> Data records
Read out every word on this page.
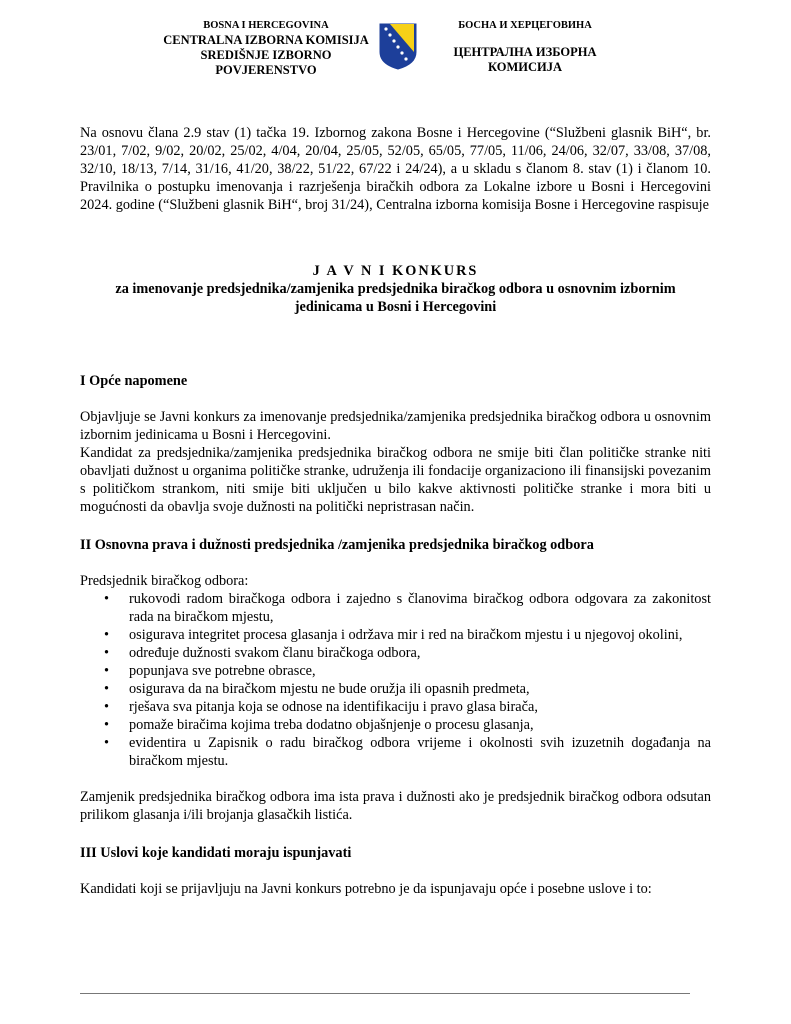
BOSNA I HERCEGOVINA
CENTRALNA IZBORNA KOMISIJA
SREDIŠNJE IZBORNO POVJERENSTVO
БОСНА И ХЕРЦЕГОВИНА
ЦЕНТРАЛНА ИЗБОРНА КОМИСИЈА

Na osnovu člana 2.9 stav (1) tačka 19. Izbornog zakona Bosne i Hercegovine (“Službeni glasnik BiH“, br. 23/01, 7/02, 9/02, 20/02, 25/02, 4/04, 20/04, 25/05, 52/05, 65/05, 77/05, 11/06, 24/06, 32/07, 33/08, 37/08, 32/10, 18/13, 7/14, 31/16, 41/20, 38/22, 51/22, 67/22 i 24/24), a u skladu s članom 8. stav (1) i članom 10. Pravilnika o postupku imenovanja i razrješenja biračkih odbora za Lokalne izbore u Bosni i Hercegovini 2024. godine (“Službeni glasnik BiH“, broj 31/24), Centralna izborna komisija Bosne i Hercegovine raspisuje

J A V N I KONKURS
za imenovanje predsjednika/zamjenika predsjednika biračkog odbora u osnovnim izbornim jedinicama u Bosni i Hercegovini
I Opće napomene

Objavljuje se Javni konkurs za imenovanje predsjednika/zamjenika predsjednika biračkog odbora u osnovnim izbornim jedinicama u Bosni i Hercegovini.

Kandidat za predsjednika/zamjenika predsjednika biračkog odbora ne smije biti član političke stranke niti obavljati dužnost u organima političke stranke, udruženja ili fondacije organizaciono ili finansijski povezanim s političkom strankom, niti smije biti uključen u bilo kakve aktivnosti političke stranke i mora biti u mogućnosti da obavlja svoje dužnosti na politički nepristrasan način.

II Osnovna prava i dužnosti predsjednika /zamjenika predsjednika biračkog odbora

Predsjednik biračkog odbora:

• rukovodi radom biračkoga odbora i zajedno s članovima biračkog odbora odgovara za zakonitost rada na biračkom mjestu,
• osigurava integritet procesa glasanja i održava mir i red na biračkom mjestu i u njegovoj okolini,
• određuje dužnosti svakom članu biračkoga odbora,
• popunjava sve potrebne obrasce,
• osigurava da na biračkom mjestu ne bude oružja ili opasnih predmeta,
• rješava sva pitanja koja se odnose na identifikaciju i pravo glasa birača,
• pomaže biračima kojima treba dodatno objašnjenje o procesu glasanja,
• evidentira u Zapisnik o radu biračkog odbora vrijeme i okolnosti svih izuzetnih događanja na biračkom mjestu.

Zamjenik predsjednika biračkog odbora ima ista prava i dužnosti ako je predsjednik biračkog odbora odsutan prilikom glasanja i/ili brojanja glasačkih listića.

III Uslovi koje kandidati moraju ispunjavati

Kandidati koji se prijavljuju na Javni konkurs potrebno je da ispunjavaju opće i posebne uslove i to:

> Objective
Count the lines in the records above that contain the word "jedinicama", and reply with only that number.

> Exercise solution
2